### EXERCISE DESCRIPTION
Write out every one of the rows below, keeping each line identical to how it appears.

### DATASET EXCERPTS
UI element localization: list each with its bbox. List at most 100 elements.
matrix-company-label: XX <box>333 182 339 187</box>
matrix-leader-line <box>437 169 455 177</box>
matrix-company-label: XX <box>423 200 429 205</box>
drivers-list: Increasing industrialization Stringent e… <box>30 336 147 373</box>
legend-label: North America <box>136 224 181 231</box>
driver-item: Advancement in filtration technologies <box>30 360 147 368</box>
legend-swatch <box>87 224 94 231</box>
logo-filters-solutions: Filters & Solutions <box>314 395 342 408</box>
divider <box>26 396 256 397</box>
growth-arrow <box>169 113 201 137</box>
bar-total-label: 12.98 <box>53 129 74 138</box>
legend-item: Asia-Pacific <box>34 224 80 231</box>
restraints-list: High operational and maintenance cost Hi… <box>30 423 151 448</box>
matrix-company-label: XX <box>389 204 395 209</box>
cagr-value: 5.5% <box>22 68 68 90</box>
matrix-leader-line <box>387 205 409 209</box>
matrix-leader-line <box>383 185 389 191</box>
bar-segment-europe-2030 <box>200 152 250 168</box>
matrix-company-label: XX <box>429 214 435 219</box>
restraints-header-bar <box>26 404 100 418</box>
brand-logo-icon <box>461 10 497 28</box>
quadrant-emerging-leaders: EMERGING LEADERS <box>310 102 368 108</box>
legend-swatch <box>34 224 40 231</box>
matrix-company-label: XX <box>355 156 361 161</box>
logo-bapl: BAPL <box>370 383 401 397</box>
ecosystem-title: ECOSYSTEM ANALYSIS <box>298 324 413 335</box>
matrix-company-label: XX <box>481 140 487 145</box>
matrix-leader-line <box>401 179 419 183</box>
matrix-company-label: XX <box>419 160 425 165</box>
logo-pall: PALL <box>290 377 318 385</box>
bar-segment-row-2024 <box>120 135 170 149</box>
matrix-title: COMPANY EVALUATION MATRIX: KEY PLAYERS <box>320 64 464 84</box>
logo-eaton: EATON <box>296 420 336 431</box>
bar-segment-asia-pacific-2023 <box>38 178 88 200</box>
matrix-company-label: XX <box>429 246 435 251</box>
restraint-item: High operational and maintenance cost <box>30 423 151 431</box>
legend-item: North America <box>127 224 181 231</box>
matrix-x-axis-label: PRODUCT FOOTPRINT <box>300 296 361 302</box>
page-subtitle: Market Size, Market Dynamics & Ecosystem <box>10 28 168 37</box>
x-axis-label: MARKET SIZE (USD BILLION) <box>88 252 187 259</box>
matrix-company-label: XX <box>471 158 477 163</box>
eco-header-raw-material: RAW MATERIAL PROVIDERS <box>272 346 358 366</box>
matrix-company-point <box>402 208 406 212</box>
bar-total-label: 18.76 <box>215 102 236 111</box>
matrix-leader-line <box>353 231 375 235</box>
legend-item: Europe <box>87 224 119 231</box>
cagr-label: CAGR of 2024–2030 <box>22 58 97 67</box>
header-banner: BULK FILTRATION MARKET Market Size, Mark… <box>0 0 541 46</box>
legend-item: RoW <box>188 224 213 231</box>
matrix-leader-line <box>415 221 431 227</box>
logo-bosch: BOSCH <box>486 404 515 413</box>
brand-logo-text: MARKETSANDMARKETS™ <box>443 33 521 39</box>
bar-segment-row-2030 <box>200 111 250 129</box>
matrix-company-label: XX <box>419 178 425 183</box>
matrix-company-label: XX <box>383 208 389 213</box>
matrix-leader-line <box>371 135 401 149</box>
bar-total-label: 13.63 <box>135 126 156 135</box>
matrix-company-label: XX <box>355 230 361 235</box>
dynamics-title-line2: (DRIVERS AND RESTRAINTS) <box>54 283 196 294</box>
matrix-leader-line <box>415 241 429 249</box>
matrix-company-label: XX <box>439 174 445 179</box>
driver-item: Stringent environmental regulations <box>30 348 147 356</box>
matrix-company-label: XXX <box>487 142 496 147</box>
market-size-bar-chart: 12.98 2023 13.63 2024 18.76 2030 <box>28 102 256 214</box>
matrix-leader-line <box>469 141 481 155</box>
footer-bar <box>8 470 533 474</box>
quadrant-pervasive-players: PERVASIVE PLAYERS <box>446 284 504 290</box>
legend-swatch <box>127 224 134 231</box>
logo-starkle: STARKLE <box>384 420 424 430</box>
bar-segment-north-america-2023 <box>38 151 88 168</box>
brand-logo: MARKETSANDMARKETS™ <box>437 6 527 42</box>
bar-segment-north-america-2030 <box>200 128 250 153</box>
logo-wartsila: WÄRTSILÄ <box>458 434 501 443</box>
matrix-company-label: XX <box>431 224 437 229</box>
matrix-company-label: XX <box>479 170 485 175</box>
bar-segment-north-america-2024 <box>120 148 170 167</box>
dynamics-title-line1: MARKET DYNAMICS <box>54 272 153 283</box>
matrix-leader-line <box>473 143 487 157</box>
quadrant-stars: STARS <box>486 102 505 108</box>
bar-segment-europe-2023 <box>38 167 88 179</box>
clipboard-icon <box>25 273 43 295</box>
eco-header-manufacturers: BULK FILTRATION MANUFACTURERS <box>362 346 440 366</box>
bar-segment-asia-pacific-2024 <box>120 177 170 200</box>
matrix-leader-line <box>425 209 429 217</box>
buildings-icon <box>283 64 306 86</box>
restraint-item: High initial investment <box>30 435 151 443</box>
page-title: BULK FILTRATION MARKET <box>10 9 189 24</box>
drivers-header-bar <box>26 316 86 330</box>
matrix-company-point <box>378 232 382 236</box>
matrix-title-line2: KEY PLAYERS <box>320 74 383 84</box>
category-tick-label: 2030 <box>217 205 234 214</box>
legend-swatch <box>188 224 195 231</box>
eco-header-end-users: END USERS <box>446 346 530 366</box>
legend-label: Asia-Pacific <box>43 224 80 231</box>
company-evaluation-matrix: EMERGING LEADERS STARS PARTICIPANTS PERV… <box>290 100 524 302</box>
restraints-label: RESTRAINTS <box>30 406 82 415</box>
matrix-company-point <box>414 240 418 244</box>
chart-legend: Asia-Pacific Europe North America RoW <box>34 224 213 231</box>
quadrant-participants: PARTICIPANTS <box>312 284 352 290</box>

### RESULT OF THE EXERCISE
UI element localization: list each with its bbox. List at most 100 elements.
matrix-company-label: XX <box>333 182 339 187</box>
matrix-leader-line <box>437 169 455 177</box>
matrix-company-label: XX <box>423 200 429 205</box>
drivers-list: Increasing industrialization Stringent e… <box>30 336 147 373</box>
legend-label: North America <box>136 224 181 231</box>
driver-item: Advancement in filtration technologies <box>30 360 147 368</box>
legend-swatch <box>87 224 94 231</box>
logo-filters-solutions: Filters & Solutions <box>314 395 342 408</box>
divider <box>26 396 256 397</box>
growth-arrow <box>169 113 201 137</box>
bar-total-label: 12.98 <box>53 129 74 138</box>
legend-item: Asia-Pacific <box>34 224 80 231</box>
restraints-list: High operational and maintenance cost Hi… <box>30 423 151 448</box>
matrix-company-label: XX <box>389 204 395 209</box>
cagr-value: 5.5% <box>22 68 68 90</box>
matrix-leader-line <box>387 205 409 209</box>
matrix-leader-line <box>383 185 389 191</box>
bar-segment-europe-2030 <box>200 152 250 168</box>
matrix-company-label: XX <box>429 214 435 219</box>
restraints-header-bar <box>26 404 100 418</box>
brand-logo-icon <box>461 10 497 28</box>
quadrant-emerging-leaders: EMERGING LEADERS <box>310 102 368 108</box>
legend-swatch <box>34 224 40 231</box>
matrix-company-label: XX <box>355 156 361 161</box>
logo-bapl: BAPL <box>370 383 401 397</box>
ecosystem-title: ECOSYSTEM ANALYSIS <box>298 324 413 335</box>
matrix-company-label: XX <box>481 140 487 145</box>
matrix-leader-line <box>401 179 419 183</box>
matrix-company-label: XX <box>419 160 425 165</box>
logo-pall: PALL <box>290 377 318 385</box>
bar-segment-row-2024 <box>120 135 170 149</box>
matrix-title: COMPANY EVALUATION MATRIX: KEY PLAYERS <box>320 64 464 84</box>
logo-eaton: EATON <box>296 420 336 431</box>
bar-segment-asia-pacific-2023 <box>38 178 88 200</box>
matrix-company-label: XX <box>429 246 435 251</box>
restraint-item: High operational and maintenance cost <box>30 423 151 431</box>
legend-item: North America <box>127 224 181 231</box>
matrix-x-axis-label: PRODUCT FOOTPRINT <box>300 296 361 302</box>
page-subtitle: Market Size, Market Dynamics & Ecosystem <box>10 28 168 37</box>
x-axis-label: MARKET SIZE (USD BILLION) <box>88 252 187 259</box>
matrix-company-label: XX <box>471 158 477 163</box>
eco-header-raw-material: RAW MATERIAL PROVIDERS <box>272 346 358 366</box>
matrix-company-point <box>402 208 406 212</box>
bar-total-label: 18.76 <box>215 102 236 111</box>
matrix-leader-line <box>353 231 375 235</box>
legend-item: Europe <box>87 224 119 231</box>
cagr-label: CAGR of 2024–2030 <box>22 58 97 67</box>
header-banner: BULK FILTRATION MARKET Market Size, Mark… <box>0 0 541 46</box>
legend-item: RoW <box>188 224 213 231</box>
matrix-leader-line <box>415 221 431 227</box>
logo-bosch: BOSCH <box>486 404 515 413</box>
brand-logo-text: MARKETSANDMARKETS™ <box>443 33 521 39</box>
bar-segment-row-2030 <box>200 111 250 129</box>
matrix-company-label: XX <box>419 178 425 183</box>
matrix-company-label: XX <box>383 208 389 213</box>
matrix-leader-line <box>371 135 401 149</box>
bar-total-label: 13.63 <box>135 126 156 135</box>
matrix-company-label: XX <box>355 230 361 235</box>
dynamics-title-line2: (DRIVERS AND RESTRAINTS) <box>54 283 196 294</box>
matrix-leader-line <box>415 241 429 249</box>
matrix-company-label: XX <box>439 174 445 179</box>
driver-item: Stringent environmental regulations <box>30 348 147 356</box>
matrix-company-label: XXX <box>487 142 496 147</box>
market-size-bar-chart: 12.98 2023 13.63 2024 18.76 2030 <box>28 102 256 214</box>
matrix-leader-line <box>469 141 481 155</box>
footer-bar <box>8 470 533 474</box>
quadrant-pervasive-players: PERVASIVE PLAYERS <box>446 284 504 290</box>
legend-swatch <box>127 224 134 231</box>
logo-starkle: STARKLE <box>384 420 424 430</box>
bar-segment-north-america-2023 <box>38 151 88 168</box>
brand-logo: MARKETSANDMARKETS™ <box>437 6 527 42</box>
bar-segment-north-america-2030 <box>200 128 250 153</box>
logo-wartsila: WÄRTSILÄ <box>458 434 501 443</box>
matrix-company-label: XX <box>431 224 437 229</box>
matrix-company-label: XX <box>479 170 485 175</box>
bar-segment-north-america-2024 <box>120 148 170 167</box>
dynamics-title-line1: MARKET DYNAMICS <box>54 272 153 283</box>
matrix-leader-line <box>473 143 487 157</box>
quadrant-stars: STARS <box>486 102 505 108</box>
bar-segment-europe-2023 <box>38 167 88 179</box>
clipboard-icon <box>25 273 43 295</box>
eco-header-manufacturers: BULK FILTRATION MANUFACTURERS <box>362 346 440 366</box>
bar-segment-asia-pacific-2024 <box>120 177 170 200</box>
matrix-leader-line <box>425 209 429 217</box>
buildings-icon <box>283 64 306 86</box>
restraint-item: High initial investment <box>30 435 151 443</box>
page-title: BULK FILTRATION MARKET <box>10 9 189 24</box>
drivers-header-bar <box>26 316 86 330</box>
matrix-company-point <box>378 232 382 236</box>
matrix-title-line2: KEY PLAYERS <box>320 74 383 84</box>
category-tick-label: 2030 <box>217 205 234 214</box>
legend-swatch <box>188 224 195 231</box>
eco-header-end-users: END USERS <box>446 346 530 366</box>
legend-label: Asia-Pacific <box>43 224 80 231</box>
company-evaluation-matrix: EMERGING LEADERS STARS PARTICIPANTS PERV… <box>290 100 524 302</box>
restraints-label: RESTRAINTS <box>30 406 82 415</box>
matrix-company-point <box>414 240 418 244</box>
chart-legend: Asia-Pacific Europe North America RoW <box>34 224 213 231</box>
quadrant-participants: PARTICIPANTS <box>312 284 352 290</box>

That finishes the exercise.